[Requirement]: Identify and copy all lines of the material where the string "nous" is found.

○ ○ ○ ○ ○ ○ ○

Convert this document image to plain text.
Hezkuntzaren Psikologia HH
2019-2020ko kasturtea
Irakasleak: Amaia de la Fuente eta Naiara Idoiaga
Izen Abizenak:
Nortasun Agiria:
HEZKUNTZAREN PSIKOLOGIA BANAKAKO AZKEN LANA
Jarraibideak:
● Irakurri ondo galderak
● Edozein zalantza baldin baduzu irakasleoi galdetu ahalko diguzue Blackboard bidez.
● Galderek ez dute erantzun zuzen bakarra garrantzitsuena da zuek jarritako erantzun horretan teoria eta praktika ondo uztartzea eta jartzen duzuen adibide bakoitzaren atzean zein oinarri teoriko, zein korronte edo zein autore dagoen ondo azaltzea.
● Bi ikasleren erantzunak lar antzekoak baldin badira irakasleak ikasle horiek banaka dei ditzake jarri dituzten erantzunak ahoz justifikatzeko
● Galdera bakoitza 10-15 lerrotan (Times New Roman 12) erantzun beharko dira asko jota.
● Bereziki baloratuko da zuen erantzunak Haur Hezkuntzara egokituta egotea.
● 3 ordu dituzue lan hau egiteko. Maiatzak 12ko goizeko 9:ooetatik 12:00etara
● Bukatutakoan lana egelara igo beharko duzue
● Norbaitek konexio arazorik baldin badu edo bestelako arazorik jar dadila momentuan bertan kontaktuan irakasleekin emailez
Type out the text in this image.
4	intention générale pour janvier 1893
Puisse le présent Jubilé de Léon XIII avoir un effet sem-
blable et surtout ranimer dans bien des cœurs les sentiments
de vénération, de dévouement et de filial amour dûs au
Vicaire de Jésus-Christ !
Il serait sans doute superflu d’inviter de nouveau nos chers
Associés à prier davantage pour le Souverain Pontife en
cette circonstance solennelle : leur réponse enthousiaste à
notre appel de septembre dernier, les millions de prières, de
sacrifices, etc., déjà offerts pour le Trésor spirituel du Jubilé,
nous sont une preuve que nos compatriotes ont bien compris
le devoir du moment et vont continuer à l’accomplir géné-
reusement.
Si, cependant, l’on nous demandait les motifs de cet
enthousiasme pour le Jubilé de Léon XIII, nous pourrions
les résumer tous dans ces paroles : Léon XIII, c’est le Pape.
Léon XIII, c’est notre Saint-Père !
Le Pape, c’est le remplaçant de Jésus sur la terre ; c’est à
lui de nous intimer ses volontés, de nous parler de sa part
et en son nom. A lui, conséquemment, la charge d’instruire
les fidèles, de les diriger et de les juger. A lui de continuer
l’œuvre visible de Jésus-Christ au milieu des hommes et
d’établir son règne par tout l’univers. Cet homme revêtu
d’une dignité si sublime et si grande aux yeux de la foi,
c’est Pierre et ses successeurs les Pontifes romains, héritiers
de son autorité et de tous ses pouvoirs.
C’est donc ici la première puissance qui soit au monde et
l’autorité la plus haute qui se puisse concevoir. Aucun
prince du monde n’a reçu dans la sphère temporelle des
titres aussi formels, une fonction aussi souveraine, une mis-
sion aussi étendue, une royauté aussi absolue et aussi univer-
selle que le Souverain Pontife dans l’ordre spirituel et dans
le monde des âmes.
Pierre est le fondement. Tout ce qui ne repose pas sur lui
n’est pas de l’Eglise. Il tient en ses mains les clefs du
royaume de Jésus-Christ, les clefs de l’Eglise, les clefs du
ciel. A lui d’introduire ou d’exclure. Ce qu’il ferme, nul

○ ○ ○ ○ ○ ○ ○

[Full answer]:
nous sont une preuve que nos compatriotes ont bien compris
Si, cependant, l’on nous demandait les motifs de cet
enthousiasme pour le Jubilé de Léon XIII, nous pourrions
lui de nous intimer ses volontés, de nous parler de sa part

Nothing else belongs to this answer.